### To do
Copy out exactly each line from the line with "Output the text content of this document." through the last line of the material below.

### Exercise materials
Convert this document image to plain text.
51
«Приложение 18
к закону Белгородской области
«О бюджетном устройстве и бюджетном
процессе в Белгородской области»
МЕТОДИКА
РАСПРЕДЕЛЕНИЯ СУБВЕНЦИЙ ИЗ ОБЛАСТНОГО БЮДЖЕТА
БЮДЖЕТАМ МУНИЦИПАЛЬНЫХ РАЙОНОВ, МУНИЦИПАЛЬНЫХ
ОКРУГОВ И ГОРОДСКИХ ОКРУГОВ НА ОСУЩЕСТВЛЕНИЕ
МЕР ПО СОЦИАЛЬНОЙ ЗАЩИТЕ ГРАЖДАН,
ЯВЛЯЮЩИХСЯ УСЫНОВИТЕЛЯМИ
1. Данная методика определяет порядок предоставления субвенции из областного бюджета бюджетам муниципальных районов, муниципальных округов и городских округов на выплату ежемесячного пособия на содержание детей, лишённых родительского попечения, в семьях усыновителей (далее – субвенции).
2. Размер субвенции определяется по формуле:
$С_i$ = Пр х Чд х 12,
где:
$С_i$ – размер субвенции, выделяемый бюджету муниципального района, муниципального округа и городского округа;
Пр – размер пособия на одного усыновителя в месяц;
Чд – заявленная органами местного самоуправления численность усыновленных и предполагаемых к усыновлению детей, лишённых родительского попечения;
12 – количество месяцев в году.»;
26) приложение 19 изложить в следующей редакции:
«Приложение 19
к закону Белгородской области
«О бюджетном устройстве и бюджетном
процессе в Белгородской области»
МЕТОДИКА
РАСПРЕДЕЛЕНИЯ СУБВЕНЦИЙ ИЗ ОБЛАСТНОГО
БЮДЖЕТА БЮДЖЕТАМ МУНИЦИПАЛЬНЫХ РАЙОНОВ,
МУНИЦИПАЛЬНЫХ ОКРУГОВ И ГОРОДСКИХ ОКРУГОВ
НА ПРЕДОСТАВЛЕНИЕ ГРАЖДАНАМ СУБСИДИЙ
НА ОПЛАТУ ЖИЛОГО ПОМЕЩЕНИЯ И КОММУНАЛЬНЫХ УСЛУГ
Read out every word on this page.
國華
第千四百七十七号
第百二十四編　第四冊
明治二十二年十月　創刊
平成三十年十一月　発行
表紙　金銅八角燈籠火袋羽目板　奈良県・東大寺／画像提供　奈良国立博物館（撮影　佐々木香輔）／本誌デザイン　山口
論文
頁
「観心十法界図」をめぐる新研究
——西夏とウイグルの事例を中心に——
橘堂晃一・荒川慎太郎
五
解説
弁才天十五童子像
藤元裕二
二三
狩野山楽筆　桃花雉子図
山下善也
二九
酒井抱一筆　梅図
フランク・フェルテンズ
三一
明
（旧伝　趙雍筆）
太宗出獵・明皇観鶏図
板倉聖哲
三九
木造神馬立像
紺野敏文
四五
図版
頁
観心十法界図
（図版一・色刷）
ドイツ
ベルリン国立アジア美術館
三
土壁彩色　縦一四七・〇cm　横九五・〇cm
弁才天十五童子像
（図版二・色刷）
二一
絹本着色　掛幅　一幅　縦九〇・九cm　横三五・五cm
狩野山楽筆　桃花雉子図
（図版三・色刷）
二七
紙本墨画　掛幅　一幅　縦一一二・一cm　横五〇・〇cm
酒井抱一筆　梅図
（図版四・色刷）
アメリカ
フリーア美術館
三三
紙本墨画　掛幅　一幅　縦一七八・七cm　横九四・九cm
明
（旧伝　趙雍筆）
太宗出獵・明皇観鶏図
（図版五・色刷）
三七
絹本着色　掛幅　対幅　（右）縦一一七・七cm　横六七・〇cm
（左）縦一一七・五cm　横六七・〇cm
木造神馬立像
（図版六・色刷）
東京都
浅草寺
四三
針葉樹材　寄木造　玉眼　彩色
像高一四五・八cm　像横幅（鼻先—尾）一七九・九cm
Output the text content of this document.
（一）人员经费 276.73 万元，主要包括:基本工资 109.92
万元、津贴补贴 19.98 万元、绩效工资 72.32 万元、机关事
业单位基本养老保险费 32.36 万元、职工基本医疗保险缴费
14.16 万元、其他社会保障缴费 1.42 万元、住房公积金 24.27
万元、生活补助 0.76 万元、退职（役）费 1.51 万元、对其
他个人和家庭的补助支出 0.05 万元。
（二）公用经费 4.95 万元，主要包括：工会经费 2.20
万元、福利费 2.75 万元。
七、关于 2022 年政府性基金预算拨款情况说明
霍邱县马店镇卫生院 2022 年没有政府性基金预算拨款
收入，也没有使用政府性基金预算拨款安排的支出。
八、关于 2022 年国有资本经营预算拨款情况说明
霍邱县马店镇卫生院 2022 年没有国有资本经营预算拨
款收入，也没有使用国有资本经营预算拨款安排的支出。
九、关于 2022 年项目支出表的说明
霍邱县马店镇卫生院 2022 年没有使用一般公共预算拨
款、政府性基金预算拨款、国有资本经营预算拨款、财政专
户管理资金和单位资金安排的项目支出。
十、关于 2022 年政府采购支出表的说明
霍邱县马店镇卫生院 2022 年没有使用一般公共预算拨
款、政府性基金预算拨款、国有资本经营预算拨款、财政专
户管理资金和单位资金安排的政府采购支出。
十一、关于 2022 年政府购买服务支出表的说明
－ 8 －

### Solution to the exercise
Output the text content of this document.
（一）人员经费 276.73 万元，主要包括:基本工资 109.92
万元、津贴补贴 19.98 万元、绩效工资 72.32 万元、机关事
业单位基本养老保险费 32.36 万元、职工基本医疗保险缴费
14.16 万元、其他社会保障缴费 1.42 万元、住房公积金 24.27
万元、生活补助 0.76 万元、退职（役）费 1.51 万元、对其
他个人和家庭的补助支出 0.05 万元。
（二）公用经费 4.95 万元，主要包括：工会经费 2.20
万元、福利费 2.75 万元。
七、关于 2022 年政府性基金预算拨款情况说明
霍邱县马店镇卫生院 2022 年没有政府性基金预算拨款
收入，也没有使用政府性基金预算拨款安排的支出。
八、关于 2022 年国有资本经营预算拨款情况说明
霍邱县马店镇卫生院 2022 年没有国有资本经营预算拨
款收入，也没有使用国有资本经营预算拨款安排的支出。
九、关于 2022 年项目支出表的说明
霍邱县马店镇卫生院 2022 年没有使用一般公共预算拨
款、政府性基金预算拨款、国有资本经营预算拨款、财政专
户管理资金和单位资金安排的项目支出。
十、关于 2022 年政府采购支出表的说明
霍邱县马店镇卫生院 2022 年没有使用一般公共预算拨
款、政府性基金预算拨款、国有资本经营预算拨款、财政专
户管理资金和单位资金安排的政府采购支出。
十一、关于 2022 年政府购买服务支出表的说明
－ 8 －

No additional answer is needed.